Return the records in full, exactly as given.

====== Material for this exercise ======

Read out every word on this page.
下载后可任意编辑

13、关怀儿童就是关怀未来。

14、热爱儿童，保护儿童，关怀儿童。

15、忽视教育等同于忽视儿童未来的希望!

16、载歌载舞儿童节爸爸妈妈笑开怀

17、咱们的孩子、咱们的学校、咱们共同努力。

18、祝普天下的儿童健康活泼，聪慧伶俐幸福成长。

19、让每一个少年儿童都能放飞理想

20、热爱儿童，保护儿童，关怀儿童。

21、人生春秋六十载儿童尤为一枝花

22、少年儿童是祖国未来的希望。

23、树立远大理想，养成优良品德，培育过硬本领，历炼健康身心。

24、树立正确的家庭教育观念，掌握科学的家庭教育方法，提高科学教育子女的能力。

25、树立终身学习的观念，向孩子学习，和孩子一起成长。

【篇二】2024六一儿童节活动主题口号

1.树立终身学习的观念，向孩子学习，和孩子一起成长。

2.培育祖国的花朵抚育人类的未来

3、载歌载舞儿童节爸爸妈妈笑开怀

======

• Problem solution:
Read out every word on this page.
下载后可任意编辑

13、关怀儿童就是关怀未来。

14、热爱儿童，保护儿童，关怀儿童。

15、忽视教育等同于忽视儿童未来的希望!

16、载歌载舞儿童节爸爸妈妈笑开怀

17、咱们的孩子、咱们的学校、咱们共同努力。

18、祝普天下的儿童健康活泼，聪慧伶俐幸福成长。

19、让每一个少年儿童都能放飞理想

20、热爱儿童，保护儿童，关怀儿童。

21、人生春秋六十载儿童尤为一枝花

22、少年儿童是祖国未来的希望。

23、树立远大理想，养成优良品德，培育过硬本领，历炼健康身心。

24、树立正确的家庭教育观念，掌握科学的家庭教育方法，提高科学教育子女的能力。

25、树立终身学习的观念，向孩子学习，和孩子一起成长。

【篇二】2024六一儿童节活动主题口号

1.树立终身学习的观念，向孩子学习，和孩子一起成长。

2.培育祖国的花朵抚育人类的未来

3、载歌载舞儿童节爸爸妈妈笑开怀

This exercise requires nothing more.